━━━━━ GIVEN INFORMATION

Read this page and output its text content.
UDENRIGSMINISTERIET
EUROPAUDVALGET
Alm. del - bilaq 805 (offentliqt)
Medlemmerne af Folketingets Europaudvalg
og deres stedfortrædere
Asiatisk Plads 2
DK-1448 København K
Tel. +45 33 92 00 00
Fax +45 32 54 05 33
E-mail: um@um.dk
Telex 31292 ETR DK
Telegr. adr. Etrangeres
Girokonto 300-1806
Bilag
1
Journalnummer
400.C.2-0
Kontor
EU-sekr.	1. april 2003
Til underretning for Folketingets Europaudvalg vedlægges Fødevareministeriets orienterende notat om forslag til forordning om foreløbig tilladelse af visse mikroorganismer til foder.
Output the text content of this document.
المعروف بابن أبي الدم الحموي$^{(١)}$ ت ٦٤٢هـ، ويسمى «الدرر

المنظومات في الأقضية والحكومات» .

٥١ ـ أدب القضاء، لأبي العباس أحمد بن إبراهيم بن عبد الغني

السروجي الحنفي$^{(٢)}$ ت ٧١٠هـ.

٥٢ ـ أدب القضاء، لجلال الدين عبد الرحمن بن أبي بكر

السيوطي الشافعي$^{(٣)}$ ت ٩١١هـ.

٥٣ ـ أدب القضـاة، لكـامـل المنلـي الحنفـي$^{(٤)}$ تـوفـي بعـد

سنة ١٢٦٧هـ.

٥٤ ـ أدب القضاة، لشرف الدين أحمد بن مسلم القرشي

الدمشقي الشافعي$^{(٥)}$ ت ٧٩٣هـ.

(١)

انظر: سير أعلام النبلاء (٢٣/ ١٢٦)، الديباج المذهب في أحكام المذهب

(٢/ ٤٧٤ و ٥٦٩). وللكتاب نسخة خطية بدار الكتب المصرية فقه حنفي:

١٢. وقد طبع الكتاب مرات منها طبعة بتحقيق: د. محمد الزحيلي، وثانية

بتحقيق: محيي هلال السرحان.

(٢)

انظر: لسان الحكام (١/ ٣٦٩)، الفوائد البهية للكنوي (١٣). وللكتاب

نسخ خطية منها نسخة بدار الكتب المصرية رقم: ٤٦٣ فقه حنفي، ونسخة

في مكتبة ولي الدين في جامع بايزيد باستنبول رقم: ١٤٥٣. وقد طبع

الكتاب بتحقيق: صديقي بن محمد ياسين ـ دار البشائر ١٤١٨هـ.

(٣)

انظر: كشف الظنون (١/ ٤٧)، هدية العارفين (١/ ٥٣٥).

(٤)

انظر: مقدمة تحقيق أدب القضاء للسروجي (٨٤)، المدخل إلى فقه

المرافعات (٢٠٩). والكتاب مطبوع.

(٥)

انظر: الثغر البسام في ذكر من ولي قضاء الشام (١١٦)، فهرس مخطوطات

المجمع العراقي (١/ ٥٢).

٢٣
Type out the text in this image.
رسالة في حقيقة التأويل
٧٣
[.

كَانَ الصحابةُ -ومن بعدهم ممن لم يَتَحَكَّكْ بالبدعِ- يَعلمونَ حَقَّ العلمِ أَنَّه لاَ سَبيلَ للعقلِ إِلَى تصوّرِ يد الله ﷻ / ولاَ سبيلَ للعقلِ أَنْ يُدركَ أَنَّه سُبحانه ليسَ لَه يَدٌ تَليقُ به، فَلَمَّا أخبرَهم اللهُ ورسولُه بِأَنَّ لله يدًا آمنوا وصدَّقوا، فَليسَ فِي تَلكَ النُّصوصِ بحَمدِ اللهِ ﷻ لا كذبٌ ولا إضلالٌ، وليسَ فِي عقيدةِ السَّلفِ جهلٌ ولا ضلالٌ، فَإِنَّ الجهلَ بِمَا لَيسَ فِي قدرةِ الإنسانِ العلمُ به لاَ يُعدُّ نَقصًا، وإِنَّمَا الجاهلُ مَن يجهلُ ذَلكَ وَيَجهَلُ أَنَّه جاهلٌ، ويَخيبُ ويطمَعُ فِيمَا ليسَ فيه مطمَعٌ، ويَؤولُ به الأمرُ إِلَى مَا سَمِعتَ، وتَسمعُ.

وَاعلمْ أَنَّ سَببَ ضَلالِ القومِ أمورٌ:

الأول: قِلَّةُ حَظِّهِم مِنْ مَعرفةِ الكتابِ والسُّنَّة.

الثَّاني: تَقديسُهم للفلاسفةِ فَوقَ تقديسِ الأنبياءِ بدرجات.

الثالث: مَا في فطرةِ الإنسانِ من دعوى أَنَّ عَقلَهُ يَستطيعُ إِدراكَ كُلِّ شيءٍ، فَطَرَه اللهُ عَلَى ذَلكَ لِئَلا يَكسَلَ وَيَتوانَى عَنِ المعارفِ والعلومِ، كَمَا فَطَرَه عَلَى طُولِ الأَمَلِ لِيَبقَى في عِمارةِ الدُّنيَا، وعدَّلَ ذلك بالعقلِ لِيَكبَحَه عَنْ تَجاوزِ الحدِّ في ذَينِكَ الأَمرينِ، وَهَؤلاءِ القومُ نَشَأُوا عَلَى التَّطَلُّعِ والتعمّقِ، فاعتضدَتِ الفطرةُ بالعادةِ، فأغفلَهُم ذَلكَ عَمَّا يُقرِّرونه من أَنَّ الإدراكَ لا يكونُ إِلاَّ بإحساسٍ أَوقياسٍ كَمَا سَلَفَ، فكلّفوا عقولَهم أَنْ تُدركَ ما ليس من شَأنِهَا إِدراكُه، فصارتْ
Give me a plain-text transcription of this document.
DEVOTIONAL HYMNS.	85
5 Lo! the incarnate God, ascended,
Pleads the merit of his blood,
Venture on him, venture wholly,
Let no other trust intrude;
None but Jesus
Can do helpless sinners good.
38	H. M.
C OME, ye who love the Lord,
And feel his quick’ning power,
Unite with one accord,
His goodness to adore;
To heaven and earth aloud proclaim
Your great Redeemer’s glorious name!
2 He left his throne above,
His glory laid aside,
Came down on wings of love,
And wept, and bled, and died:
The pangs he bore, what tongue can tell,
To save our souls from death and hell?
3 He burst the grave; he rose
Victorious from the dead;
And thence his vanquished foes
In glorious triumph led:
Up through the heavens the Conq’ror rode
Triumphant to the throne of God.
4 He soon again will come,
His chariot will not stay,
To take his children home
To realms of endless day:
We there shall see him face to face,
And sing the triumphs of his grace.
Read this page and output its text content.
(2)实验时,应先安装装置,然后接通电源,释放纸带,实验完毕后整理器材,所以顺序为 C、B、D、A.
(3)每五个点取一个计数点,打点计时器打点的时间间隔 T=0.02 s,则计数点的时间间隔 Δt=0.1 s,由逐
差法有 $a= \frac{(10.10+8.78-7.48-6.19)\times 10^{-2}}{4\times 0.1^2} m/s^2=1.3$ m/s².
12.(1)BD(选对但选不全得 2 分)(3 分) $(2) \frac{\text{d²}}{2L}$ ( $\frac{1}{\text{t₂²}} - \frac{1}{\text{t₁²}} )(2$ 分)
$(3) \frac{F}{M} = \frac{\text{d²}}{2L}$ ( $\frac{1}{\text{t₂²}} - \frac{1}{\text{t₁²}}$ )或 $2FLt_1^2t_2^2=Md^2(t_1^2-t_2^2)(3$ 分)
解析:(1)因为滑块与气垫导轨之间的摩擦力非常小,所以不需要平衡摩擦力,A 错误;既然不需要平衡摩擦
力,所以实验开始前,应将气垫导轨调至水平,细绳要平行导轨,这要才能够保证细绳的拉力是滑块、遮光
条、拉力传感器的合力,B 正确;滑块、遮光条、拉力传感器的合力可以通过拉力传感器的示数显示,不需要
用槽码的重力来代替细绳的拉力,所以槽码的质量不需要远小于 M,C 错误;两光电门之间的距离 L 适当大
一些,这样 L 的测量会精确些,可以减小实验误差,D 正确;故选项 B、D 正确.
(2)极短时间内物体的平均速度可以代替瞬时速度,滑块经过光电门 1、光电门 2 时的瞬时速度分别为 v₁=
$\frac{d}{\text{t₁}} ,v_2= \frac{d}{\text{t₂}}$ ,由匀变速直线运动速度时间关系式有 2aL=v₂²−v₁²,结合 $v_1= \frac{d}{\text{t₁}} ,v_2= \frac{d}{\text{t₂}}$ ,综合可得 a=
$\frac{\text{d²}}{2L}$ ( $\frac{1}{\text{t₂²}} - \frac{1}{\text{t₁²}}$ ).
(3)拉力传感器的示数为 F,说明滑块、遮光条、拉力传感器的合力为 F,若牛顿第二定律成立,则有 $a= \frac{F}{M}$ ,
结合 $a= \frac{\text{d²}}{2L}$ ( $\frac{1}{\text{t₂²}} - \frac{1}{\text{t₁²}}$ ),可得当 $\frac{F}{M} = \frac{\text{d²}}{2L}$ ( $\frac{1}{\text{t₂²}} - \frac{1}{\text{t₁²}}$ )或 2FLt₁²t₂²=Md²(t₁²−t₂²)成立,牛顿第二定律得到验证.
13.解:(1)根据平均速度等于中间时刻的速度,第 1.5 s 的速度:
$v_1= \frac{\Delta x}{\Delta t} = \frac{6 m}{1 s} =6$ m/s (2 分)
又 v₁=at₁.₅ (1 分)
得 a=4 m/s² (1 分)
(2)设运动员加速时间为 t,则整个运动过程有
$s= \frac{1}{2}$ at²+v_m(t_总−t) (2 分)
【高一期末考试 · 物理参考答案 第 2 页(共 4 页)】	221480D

━━━━━━━━━━

__WHAT NEEDS TO BE DONE__
Give nothing but the count of lines in the listing above that hold the string "الدين".

__RESPONSE__
3